▽

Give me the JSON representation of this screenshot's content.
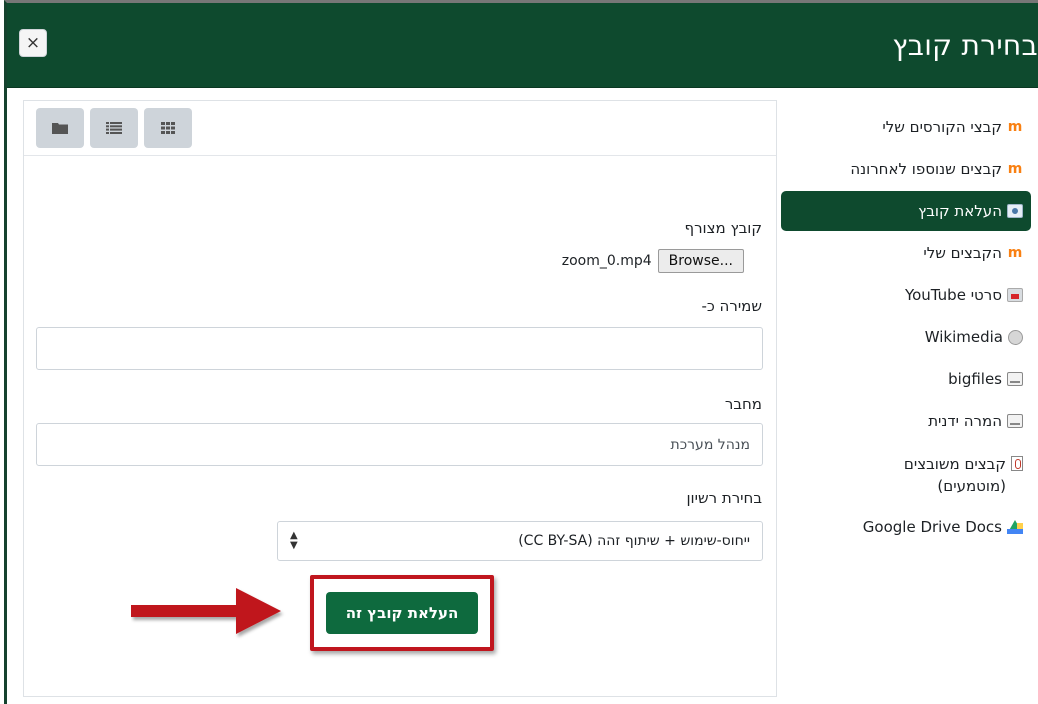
{
  "header": {
    "title": "בחירת קובץ",
    "close_glyph": "×"
  },
  "sidebar": {
    "items": [
      {
        "label": "קבצי הקורסים שלי",
        "icon": "moodle-icon",
        "active": false
      },
      {
        "label": "קבצים שנוספו לאחרונה",
        "icon": "moodle-icon",
        "active": false
      },
      {
        "label": "העלאת קובץ",
        "icon": "upload-icon",
        "active": true
      },
      {
        "label": "הקבצים שלי",
        "icon": "moodle-icon",
        "active": false
      },
      {
        "label": "סרטי YouTube",
        "icon": "youtube-icon",
        "active": false
      },
      {
        "label": "Wikimedia",
        "icon": "wikimedia-icon",
        "active": false
      },
      {
        "label": "bigfiles",
        "icon": "disk-icon",
        "active": false
      },
      {
        "label": "המרה ידנית",
        "icon": "disk-icon",
        "active": false
      },
      {
        "label": "קבצים משובצים (מוטמעים)",
        "icon": "clip-icon",
        "active": false
      },
      {
        "label": "Google Drive Docs",
        "icon": "google-drive-icon",
        "active": false
      }
    ]
  },
  "toolbar": {
    "views": [
      "folder-view-icon",
      "list-view-icon",
      "grid-view-icon"
    ]
  },
  "form": {
    "attachment_label": "קובץ מצורף",
    "browse_label": "Browse...",
    "file_name": "zoom_0.mp4",
    "save_as_label": "שמירה כ-",
    "save_as_value": "",
    "author_label": "מחבר",
    "author_value": "מנהל מערכת",
    "license_label": "בחירת רשיון",
    "license_value": "ייחוס-שימוש + שיתוף זהה (CC BY-SA)",
    "upload_button": "העלאת קובץ זה"
  },
  "colors": {
    "header_bg": "#0e4a2e",
    "active_bg": "#0e4a2e",
    "button_bg": "#0e6a3e",
    "highlight_red": "#c0161e"
  }
}
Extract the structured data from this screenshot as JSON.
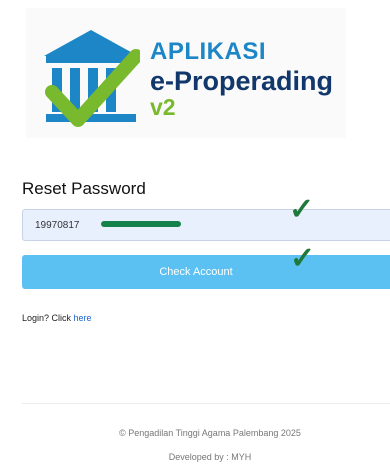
{
  "logo": {
    "line1": "APLIKASI",
    "line2": "e-Properading",
    "line3": "v2",
    "icon": "courthouse-check-icon"
  },
  "form": {
    "title": "Reset Password",
    "field_value": "19970817",
    "button_label": "Check Account"
  },
  "login": {
    "prefix": "Login? Click ",
    "link_text": "here"
  },
  "footer": {
    "copyright": "© Pengadilan Tinggi Agama Palembang 2025",
    "developer": "Developed by : MYH"
  },
  "colors": {
    "brand_blue": "#1d86c7",
    "brand_navy": "#12376b",
    "brand_green": "#79b92d",
    "button": "#5bc0f2",
    "field_bg": "#e8f0fe"
  }
}
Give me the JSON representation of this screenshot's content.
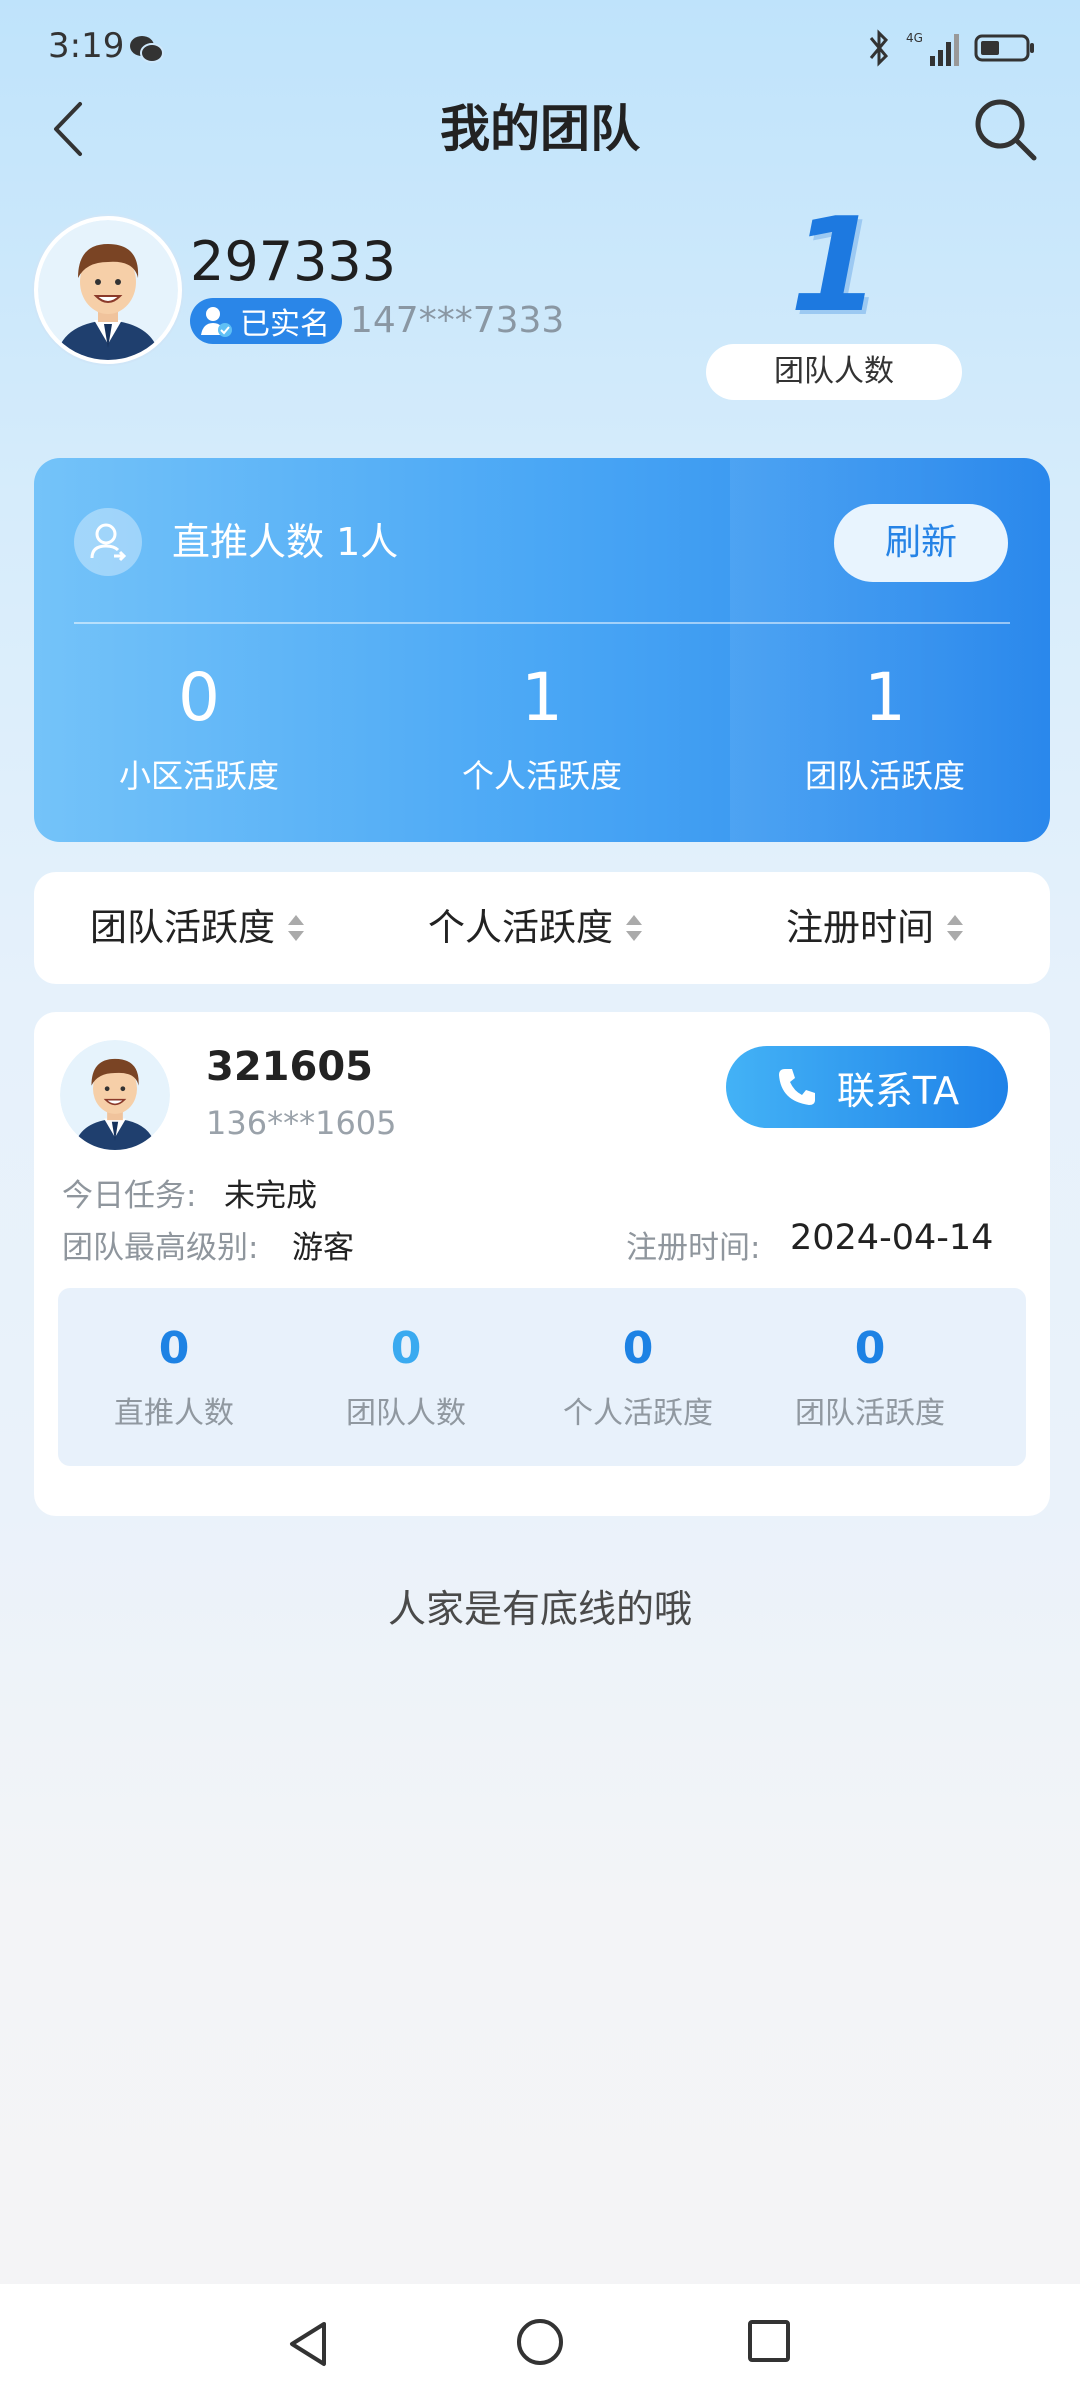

△

**Exercise**
Please write out the material from the line containing "Extract the structured" to its final line, both inclusive, exactly as it appears; pictures are not part of the copy.

**Reply**
Extract the structured data from this screenshot as JSON.
{
  "logo": {
    "line1": "APLIKASI",
    "line2": "e-Properading",
    "line3": "v2",
    "icon": "courthouse-check-icon"
  },
  "form": {
    "title": "Reset Password",
    "field_value": "19970817",
    "button_label": "Check Account"
  },
  "login": {
    "prefix": "Login? Click ",
    "link_text": "here"
  },
  "footer": {
    "copyright": "© Pengadilan Tinggi Agama Palembang 2025",
    "developer": "Developed by : MYH"
  },
  "colors": {
    "brand_blue": "#1d86c7",
    "brand_navy": "#12376b",
    "brand_green": "#79b92d",
    "button": "#5bc0f2",
    "field_bg": "#e8f0fe"
  }
}
Give me the JSON representation of this screenshot's content.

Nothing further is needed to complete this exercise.